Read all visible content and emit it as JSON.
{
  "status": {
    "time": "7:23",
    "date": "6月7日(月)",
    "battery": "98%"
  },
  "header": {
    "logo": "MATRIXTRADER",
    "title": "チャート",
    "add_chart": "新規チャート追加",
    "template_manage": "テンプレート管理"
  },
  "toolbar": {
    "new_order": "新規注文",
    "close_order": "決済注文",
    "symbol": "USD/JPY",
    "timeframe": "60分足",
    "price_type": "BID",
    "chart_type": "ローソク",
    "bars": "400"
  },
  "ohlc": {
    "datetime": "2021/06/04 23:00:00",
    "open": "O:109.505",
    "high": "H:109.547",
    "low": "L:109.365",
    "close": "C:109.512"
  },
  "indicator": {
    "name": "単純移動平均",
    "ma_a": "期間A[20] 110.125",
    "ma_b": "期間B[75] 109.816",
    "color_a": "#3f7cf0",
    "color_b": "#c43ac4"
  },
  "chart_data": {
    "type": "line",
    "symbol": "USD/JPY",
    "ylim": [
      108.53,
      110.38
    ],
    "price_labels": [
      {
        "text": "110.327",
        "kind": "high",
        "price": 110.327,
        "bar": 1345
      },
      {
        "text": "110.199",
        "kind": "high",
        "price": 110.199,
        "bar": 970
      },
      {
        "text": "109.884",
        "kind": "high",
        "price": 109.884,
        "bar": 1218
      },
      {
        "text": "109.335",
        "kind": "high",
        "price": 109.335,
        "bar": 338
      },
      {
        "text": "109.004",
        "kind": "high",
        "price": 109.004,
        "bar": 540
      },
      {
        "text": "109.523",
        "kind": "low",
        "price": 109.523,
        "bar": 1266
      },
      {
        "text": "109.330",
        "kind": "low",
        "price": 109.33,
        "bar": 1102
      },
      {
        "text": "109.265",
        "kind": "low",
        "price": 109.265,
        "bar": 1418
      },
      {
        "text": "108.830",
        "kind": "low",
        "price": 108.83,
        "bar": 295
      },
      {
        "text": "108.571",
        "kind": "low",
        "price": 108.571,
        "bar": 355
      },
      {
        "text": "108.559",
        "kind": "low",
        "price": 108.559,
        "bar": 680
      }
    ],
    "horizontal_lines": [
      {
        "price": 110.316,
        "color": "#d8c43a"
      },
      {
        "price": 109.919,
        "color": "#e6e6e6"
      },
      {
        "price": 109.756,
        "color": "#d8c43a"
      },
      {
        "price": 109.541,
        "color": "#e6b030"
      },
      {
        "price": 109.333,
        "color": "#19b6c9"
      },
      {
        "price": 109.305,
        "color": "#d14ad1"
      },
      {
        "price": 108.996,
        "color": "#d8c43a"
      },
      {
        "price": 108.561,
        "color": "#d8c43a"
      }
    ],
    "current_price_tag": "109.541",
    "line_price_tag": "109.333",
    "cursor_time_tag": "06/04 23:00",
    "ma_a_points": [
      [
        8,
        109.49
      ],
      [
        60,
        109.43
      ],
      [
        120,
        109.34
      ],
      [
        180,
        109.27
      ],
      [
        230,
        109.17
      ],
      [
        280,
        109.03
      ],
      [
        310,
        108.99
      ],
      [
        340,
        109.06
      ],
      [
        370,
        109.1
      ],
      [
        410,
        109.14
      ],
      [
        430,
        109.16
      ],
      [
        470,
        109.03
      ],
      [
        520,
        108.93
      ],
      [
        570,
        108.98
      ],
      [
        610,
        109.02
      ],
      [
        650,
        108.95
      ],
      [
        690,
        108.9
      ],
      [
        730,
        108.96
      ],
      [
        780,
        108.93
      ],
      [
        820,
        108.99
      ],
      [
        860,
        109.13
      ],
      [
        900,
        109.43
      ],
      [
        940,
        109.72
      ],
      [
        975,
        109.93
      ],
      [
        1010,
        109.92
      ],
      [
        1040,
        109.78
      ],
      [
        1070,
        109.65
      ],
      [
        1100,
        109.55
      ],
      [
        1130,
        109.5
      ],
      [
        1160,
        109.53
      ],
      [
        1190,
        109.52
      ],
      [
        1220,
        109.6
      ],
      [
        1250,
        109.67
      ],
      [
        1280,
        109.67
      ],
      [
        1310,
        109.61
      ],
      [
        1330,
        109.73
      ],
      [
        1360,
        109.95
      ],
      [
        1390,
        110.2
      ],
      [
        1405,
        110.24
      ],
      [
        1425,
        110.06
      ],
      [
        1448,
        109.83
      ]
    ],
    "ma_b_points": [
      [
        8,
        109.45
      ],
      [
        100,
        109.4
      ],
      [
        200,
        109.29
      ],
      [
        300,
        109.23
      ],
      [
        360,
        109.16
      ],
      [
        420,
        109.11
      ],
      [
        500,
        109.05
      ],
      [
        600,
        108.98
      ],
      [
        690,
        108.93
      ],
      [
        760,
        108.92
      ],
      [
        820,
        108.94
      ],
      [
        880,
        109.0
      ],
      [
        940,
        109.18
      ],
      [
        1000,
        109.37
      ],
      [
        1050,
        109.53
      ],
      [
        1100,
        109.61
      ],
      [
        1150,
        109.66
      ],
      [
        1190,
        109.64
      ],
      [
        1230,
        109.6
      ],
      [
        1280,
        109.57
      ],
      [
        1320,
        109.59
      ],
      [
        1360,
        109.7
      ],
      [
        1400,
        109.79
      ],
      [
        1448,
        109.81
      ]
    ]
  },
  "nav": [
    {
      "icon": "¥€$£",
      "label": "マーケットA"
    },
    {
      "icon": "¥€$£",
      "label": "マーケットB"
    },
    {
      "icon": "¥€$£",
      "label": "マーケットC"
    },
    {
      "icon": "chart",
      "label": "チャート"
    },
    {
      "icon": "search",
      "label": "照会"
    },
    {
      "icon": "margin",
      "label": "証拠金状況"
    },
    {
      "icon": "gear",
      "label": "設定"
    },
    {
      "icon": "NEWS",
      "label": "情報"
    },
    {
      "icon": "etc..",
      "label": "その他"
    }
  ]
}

========================================

## Instructions to follow
Write the material out again word for word.

## Completed exercise
Read all visible content and emit it as JSON.
{
  "status": {
    "time": "7:23",
    "date": "6月7日(月)",
    "battery": "98%"
  },
  "header": {
    "logo": "MATRIXTRADER",
    "title": "チャート",
    "add_chart": "新規チャート追加",
    "template_manage": "テンプレート管理"
  },
  "toolbar": {
    "new_order": "新規注文",
    "close_order": "決済注文",
    "symbol": "USD/JPY",
    "timeframe": "60分足",
    "price_type": "BID",
    "chart_type": "ローソク",
    "bars": "400"
  },
  "ohlc": {
    "datetime": "2021/06/04 23:00:00",
    "open": "O:109.505",
    "high": "H:109.547",
    "low": "L:109.365",
    "close": "C:109.512"
  },
  "indicator": {
    "name": "単純移動平均",
    "ma_a": "期間A[20] 110.125",
    "ma_b": "期間B[75] 109.816",
    "color_a": "#3f7cf0",
    "color_b": "#c43ac4"
  },
  "chart_data": {
    "type": "line",
    "symbol": "USD/JPY",
    "ylim": [
      108.53,
      110.38
    ],
    "price_labels": [
      {
        "text": "110.327",
        "kind": "high",
        "price": 110.327,
        "bar": 1345
      },
      {
        "text": "110.199",
        "kind": "high",
        "price": 110.199,
        "bar": 970
      },
      {
        "text": "109.884",
        "kind": "high",
        "price": 109.884,
        "bar": 1218
      },
      {
        "text": "109.335",
        "kind": "high",
        "price": 109.335,
        "bar": 338
      },
      {
        "text": "109.004",
        "kind": "high",
        "price": 109.004,
        "bar": 540
      },
      {
        "text": "109.523",
        "kind": "low",
        "price": 109.523,
        "bar": 1266
      },
      {
        "text": "109.330",
        "kind": "low",
        "price": 109.33,
        "bar": 1102
      },
      {
        "text": "109.265",
        "kind": "low",
        "price": 109.265,
        "bar": 1418
      },
      {
        "text": "108.830",
        "kind": "low",
        "price": 108.83,
        "bar": 295
      },
      {
        "text": "108.571",
        "kind": "low",
        "price": 108.571,
        "bar": 355
      },
      {
        "text": "108.559",
        "kind": "low",
        "price": 108.559,
        "bar": 680
      }
    ],
    "horizontal_lines": [
      {
        "price": 110.316,
        "color": "#d8c43a"
      },
      {
        "price": 109.919,
        "color": "#e6e6e6"
      },
      {
        "price": 109.756,
        "color": "#d8c43a"
      },
      {
        "price": 109.541,
        "color": "#e6b030"
      },
      {
        "price": 109.333,
        "color": "#19b6c9"
      },
      {
        "price": 109.305,
        "color": "#d14ad1"
      },
      {
        "price": 108.996,
        "color": "#d8c43a"
      },
      {
        "price": 108.561,
        "color": "#d8c43a"
      }
    ],
    "current_price_tag": "109.541",
    "line_price_tag": "109.333",
    "cursor_time_tag": "06/04 23:00",
    "ma_a_points": [
      [
        8,
        109.49
      ],
      [
        60,
        109.43
      ],
      [
        120,
        109.34
      ],
      [
        180,
        109.27
      ],
      [
        230,
        109.17
      ],
      [
        280,
        109.03
      ],
      [
        310,
        108.99
      ],
      [
        340,
        109.06
      ],
      [
        370,
        109.1
      ],
      [
        410,
        109.14
      ],
      [
        430,
        109.16
      ],
      [
        470,
        109.03
      ],
      [
        520,
        108.93
      ],
      [
        570,
        108.98
      ],
      [
        610,
        109.02
      ],
      [
        650,
        108.95
      ],
      [
        690,
        108.9
      ],
      [
        730,
        108.96
      ],
      [
        780,
        108.93
      ],
      [
        820,
        108.99
      ],
      [
        860,
        109.13
      ],
      [
        900,
        109.43
      ],
      [
        940,
        109.72
      ],
      [
        975,
        109.93
      ],
      [
        1010,
        109.92
      ],
      [
        1040,
        109.78
      ],
      [
        1070,
        109.65
      ],
      [
        1100,
        109.55
      ],
      [
        1130,
        109.5
      ],
      [
        1160,
        109.53
      ],
      [
        1190,
        109.52
      ],
      [
        1220,
        109.6
      ],
      [
        1250,
        109.67
      ],
      [
        1280,
        109.67
      ],
      [
        1310,
        109.61
      ],
      [
        1330,
        109.73
      ],
      [
        1360,
        109.95
      ],
      [
        1390,
        110.2
      ],
      [
        1405,
        110.24
      ],
      [
        1425,
        110.06
      ],
      [
        1448,
        109.83
      ]
    ],
    "ma_b_points": [
      [
        8,
        109.45
      ],
      [
        100,
        109.4
      ],
      [
        200,
        109.29
      ],
      [
        300,
        109.23
      ],
      [
        360,
        109.16
      ],
      [
        420,
        109.11
      ],
      [
        500,
        109.05
      ],
      [
        600,
        108.98
      ],
      [
        690,
        108.93
      ],
      [
        760,
        108.92
      ],
      [
        820,
        108.94
      ],
      [
        880,
        109.0
      ],
      [
        940,
        109.18
      ],
      [
        1000,
        109.37
      ],
      [
        1050,
        109.53
      ],
      [
        1100,
        109.61
      ],
      [
        1150,
        109.66
      ],
      [
        1190,
        109.64
      ],
      [
        1230,
        109.6
      ],
      [
        1280,
        109.57
      ],
      [
        1320,
        109.59
      ],
      [
        1360,
        109.7
      ],
      [
        1400,
        109.79
      ],
      [
        1448,
        109.81
      ]
    ]
  },
  "nav": [
    {
      "icon": "¥€$£",
      "label": "マーケットA"
    },
    {
      "icon": "¥€$£",
      "label": "マーケットB"
    },
    {
      "icon": "¥€$£",
      "label": "マーケットC"
    },
    {
      "icon": "chart",
      "label": "チャート"
    },
    {
      "icon": "search",
      "label": "照会"
    },
    {
      "icon": "margin",
      "label": "証拠金状況"
    },
    {
      "icon": "gear",
      "label": "設定"
    },
    {
      "icon": "NEWS",
      "label": "情報"
    },
    {
      "icon": "etc..",
      "label": "その他"
    }
  ]
}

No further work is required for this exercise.